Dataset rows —
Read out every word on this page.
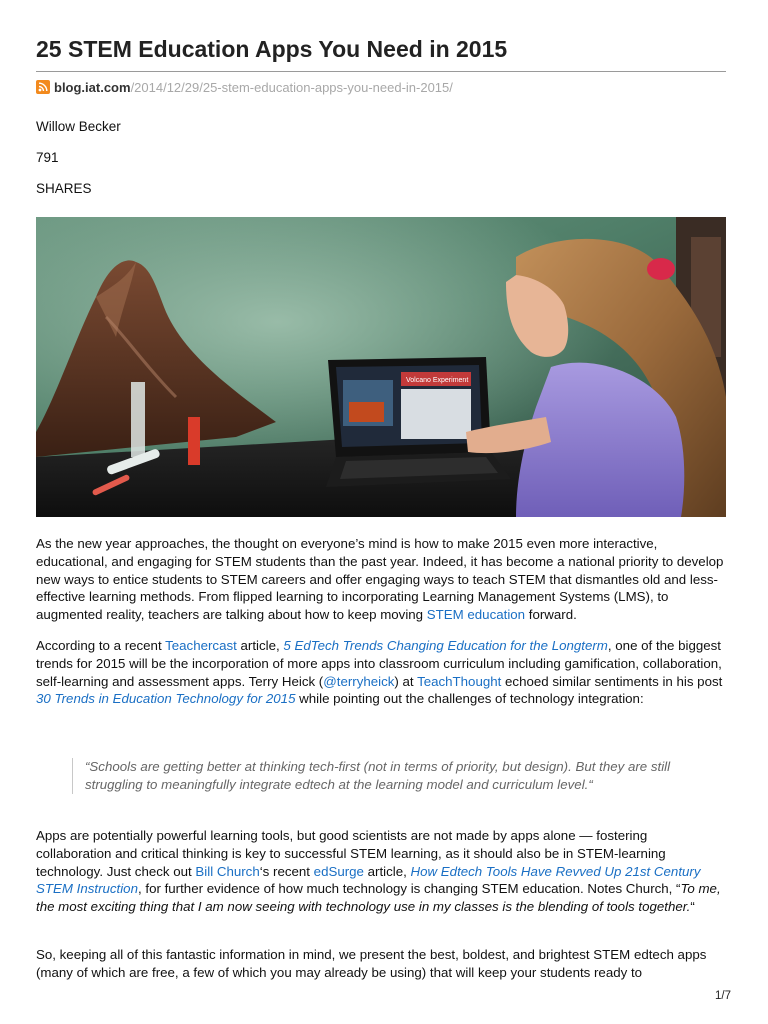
25 STEM Education Apps You Need in 2015
blog.iat.com/2014/12/29/25-stem-education-apps-you-need-in-2015/
Willow Becker
791
SHARES
Volcano Experiment

As the new year approaches, the thought on everyone’s mind is how to make 2015 even more interactive, educational, and engaging for STEM students than the past year. Indeed, it has become a national priority to develop new ways to entice students to STEM careers and offer engaging ways to teach STEM that dismantles old and less-effective learning methods. From flipped learning to incorporating Learning Management Systems (LMS), to augmented reality, teachers are talking about how to keep moving STEM education forward.

According to a recent Teachercast article, 5 EdTech Trends Changing Education for the Longterm, one of the biggest trends for 2015 will be the incorporation of more apps into classroom curriculum including gamification, collaboration, self-learning and assessment apps. Terry Heick (@terryheick) at TeachThought echoed similar sentiments in his post 30 Trends in Education Technology for 2015 while pointing out the challenges of technology integration:

“Schools are getting better at thinking tech-first (not in terms of priority, but design). But they are still struggling to meaningfully integrate edtech at the learning model and curriculum level.“

Apps are potentially powerful learning tools, but good scientists are not made by apps alone — fostering collaboration and critical thinking is key to successful STEM learning, as it should also be in STEM-learning technology. Just check out Bill Church‘s recent edSurge article, How Edtech Tools Have Revved Up 21st Century STEM Instruction, for further evidence of how much technology is changing STEM education. Notes Church, “To me, the most exciting thing that I am now seeing with technology use in my classes is the blending of tools together.“

So, keeping all of this fantastic information in mind, we present the best, boldest, and brightest STEM edtech apps (many of which are free, a few of which you may already be using) that will keep your students ready to

1/7
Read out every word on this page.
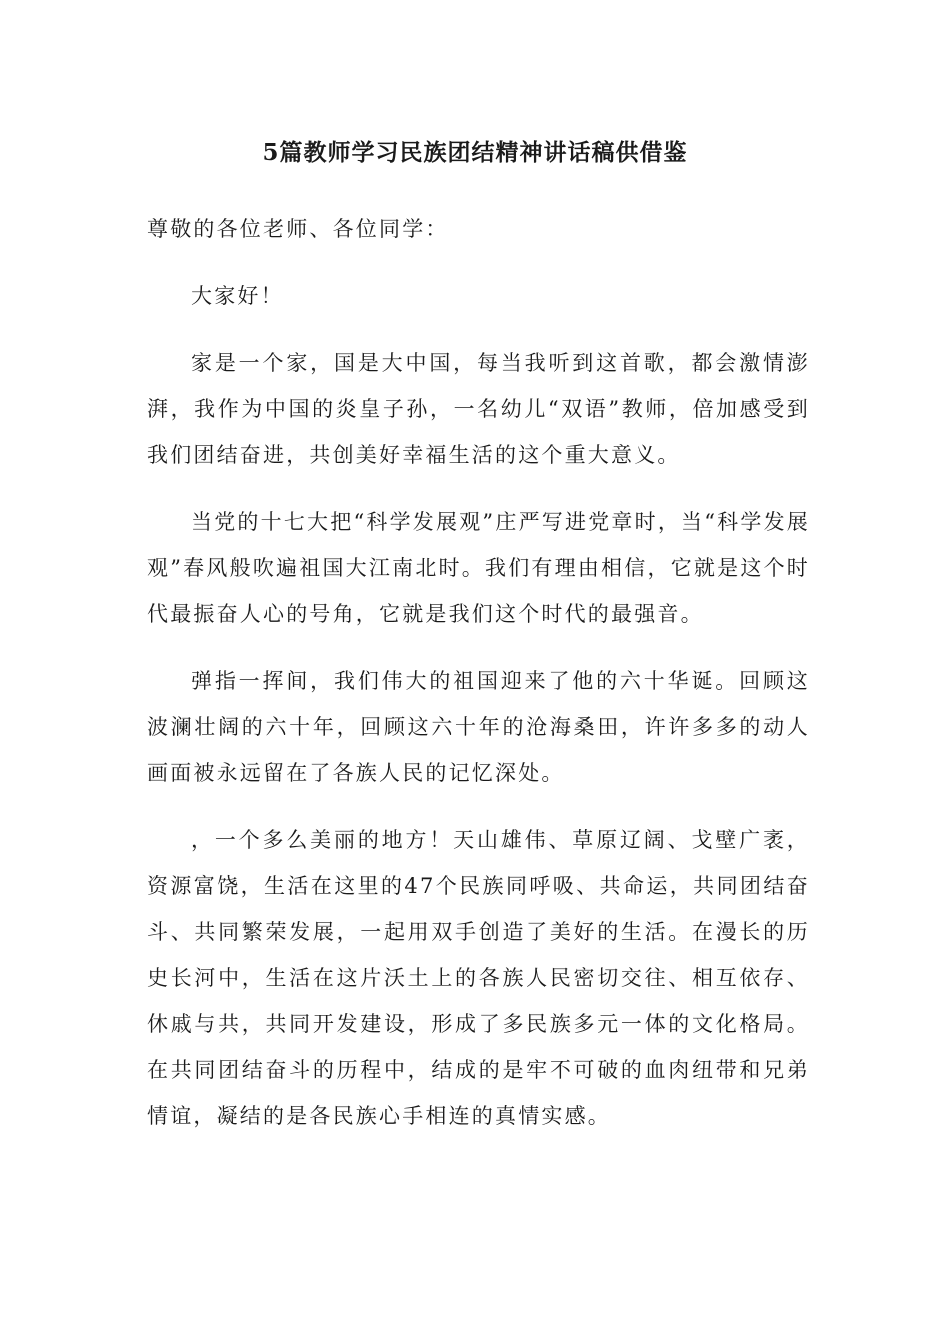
5篇教师学习民族团结精神讲话稿供借鉴

尊敬的各位老师、各位同学：

大家好！

家是一个家，国是大中国，每当我听到这首歌，都会激情澎湃，我作为中国的炎皇子孙，一名幼儿“双语”教师，倍加感受到我们团结奋进，共创美好幸福生活的这个重大意义。

当党的十七大把“科学发展观”庄严写进党章时，当“科学发展观”春风般吹遍祖国大江南北时。我们有理由相信，它就是这个时代最振奋人心的号角，它就是我们这个时代的最强音。

弹指一挥间，我们伟大的祖国迎来了他的六十华诞。回顾这波澜壮阔的六十年，回顾这六十年的沧海桑田，许许多多的动人画面被永远留在了各族人民的记忆深处。

，一个多么美丽的地方！天山雄伟、草原辽阔、戈壁广袤，资源富饶，生活在这里的47个民族同呼吸、共命运，共同团结奋斗、共同繁荣发展，一起用双手创造了美好的生活。在漫长的历史长河中，生活在这片沃土上的各族人民密切交往、相互依存、休戚与共，共同开发建设，形成了多民族多元一体的文化格局。在共同团结奋斗的历程中，结成的是牢不可破的血肉纽带和兄弟情谊，凝结的是各民族心手相连的真情实感。
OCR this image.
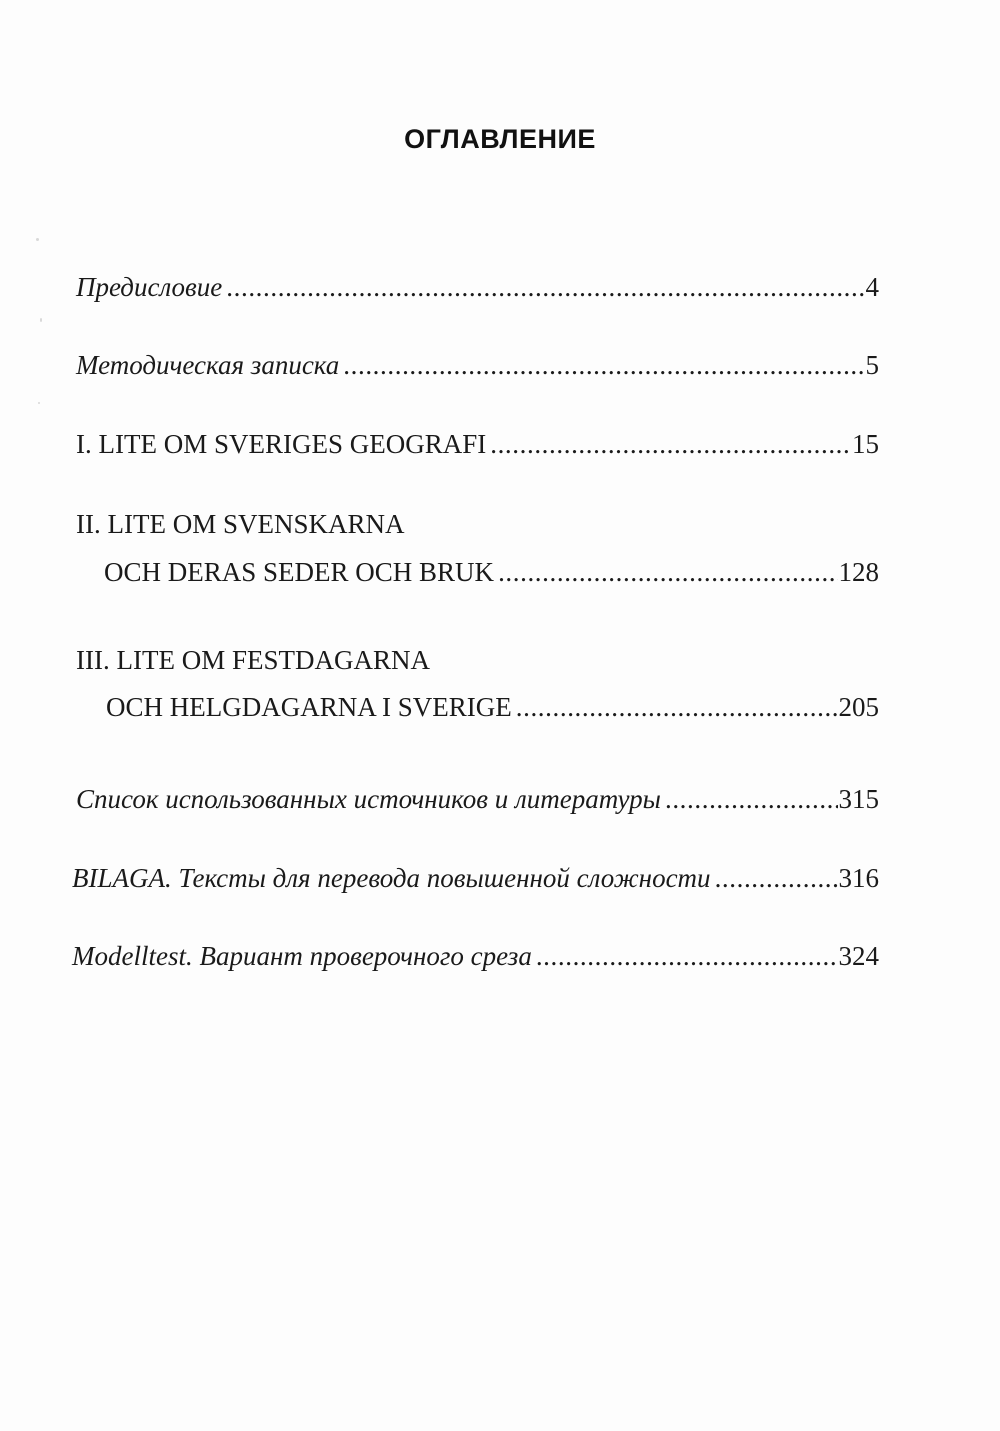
ОГЛАВЛЕНИЕ
Предисловие .....	4
Методическая записка .....	5
I. LITE OM SVERIGES GEOGRAFI .....	15
II. LITE OM SVENSKARNA
OCH DERAS SEDER OCH BRUK .....	128
III. LITE OM FESTDAGARNA
OCH HELGDAGARNA I SVERIGE .....	205
Список использованных источников и литературы .....	315
BILAGA. Тексты для перевода повышенной сложности .....	316
Modelltest. Вариант проверочного среза .....	324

Instruction — Among the records above, find each line holding the string "this" and pull it out.

Full solution —
Read out every word on this page.
So, keeping all of this fantastic information in mind, we present the best, boldest, and brightest STEM edtech apps (many of which are free, a few of which you may already be using) that will keep your students ready to
Read out every word on this page.
OCR this image.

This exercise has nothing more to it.